Set exercise :: Search the data for the string "ipmask" and extract every line where it appears.
——————————
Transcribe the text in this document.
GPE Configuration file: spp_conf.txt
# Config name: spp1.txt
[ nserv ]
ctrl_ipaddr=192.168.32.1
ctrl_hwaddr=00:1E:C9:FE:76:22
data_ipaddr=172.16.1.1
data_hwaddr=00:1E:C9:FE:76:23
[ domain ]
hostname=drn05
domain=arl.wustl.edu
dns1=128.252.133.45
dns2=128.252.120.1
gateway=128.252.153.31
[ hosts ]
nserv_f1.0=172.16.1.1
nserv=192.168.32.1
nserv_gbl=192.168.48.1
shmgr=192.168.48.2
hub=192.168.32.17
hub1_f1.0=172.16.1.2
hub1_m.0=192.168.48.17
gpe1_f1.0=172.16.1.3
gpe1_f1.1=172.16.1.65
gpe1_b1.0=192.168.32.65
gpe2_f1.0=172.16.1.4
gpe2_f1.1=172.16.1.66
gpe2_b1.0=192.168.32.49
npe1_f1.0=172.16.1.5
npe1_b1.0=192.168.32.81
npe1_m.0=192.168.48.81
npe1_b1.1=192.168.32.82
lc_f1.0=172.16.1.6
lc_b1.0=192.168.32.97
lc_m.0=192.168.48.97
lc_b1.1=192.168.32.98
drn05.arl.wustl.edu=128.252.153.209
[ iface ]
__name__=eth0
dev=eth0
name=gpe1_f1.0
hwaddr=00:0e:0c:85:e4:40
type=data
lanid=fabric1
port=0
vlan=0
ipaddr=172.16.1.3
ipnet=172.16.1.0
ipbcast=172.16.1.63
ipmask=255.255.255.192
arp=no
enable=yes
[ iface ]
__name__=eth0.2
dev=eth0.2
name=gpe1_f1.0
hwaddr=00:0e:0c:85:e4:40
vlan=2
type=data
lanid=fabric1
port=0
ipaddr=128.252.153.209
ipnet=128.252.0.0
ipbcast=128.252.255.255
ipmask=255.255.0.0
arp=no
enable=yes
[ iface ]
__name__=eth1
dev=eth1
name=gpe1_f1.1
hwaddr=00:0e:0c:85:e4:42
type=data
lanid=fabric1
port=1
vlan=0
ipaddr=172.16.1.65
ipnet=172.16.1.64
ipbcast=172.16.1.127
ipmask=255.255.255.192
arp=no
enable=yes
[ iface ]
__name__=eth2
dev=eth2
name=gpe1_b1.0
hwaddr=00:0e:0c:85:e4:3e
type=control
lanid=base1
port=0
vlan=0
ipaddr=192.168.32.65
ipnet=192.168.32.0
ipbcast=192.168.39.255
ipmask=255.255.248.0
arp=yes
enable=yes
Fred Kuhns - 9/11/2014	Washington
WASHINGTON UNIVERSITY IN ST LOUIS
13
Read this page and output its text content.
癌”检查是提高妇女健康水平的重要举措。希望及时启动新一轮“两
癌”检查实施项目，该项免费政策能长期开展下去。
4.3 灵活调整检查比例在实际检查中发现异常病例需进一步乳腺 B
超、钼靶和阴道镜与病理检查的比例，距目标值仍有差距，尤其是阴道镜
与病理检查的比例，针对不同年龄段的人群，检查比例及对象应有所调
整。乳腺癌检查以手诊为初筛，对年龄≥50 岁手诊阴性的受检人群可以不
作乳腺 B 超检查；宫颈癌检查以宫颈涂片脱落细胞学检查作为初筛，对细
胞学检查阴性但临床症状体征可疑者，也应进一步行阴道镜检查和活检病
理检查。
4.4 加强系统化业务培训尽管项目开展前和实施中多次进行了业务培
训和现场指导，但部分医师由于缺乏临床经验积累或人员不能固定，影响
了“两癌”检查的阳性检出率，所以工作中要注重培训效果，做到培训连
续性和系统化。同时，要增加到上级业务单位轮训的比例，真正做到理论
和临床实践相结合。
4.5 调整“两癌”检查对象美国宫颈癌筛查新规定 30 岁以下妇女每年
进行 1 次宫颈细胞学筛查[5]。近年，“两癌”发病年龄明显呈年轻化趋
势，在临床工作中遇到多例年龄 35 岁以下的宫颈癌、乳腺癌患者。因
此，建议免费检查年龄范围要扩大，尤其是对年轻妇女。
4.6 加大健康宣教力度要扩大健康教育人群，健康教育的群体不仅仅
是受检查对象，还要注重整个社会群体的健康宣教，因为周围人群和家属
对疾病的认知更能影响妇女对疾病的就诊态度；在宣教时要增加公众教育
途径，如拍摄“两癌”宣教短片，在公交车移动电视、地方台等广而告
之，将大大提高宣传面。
——————————
Reply ::
ipmask=255.255.255.192
ipmask=255.255.0.0
ipmask=255.255.255.192
ipmask=255.255.248.0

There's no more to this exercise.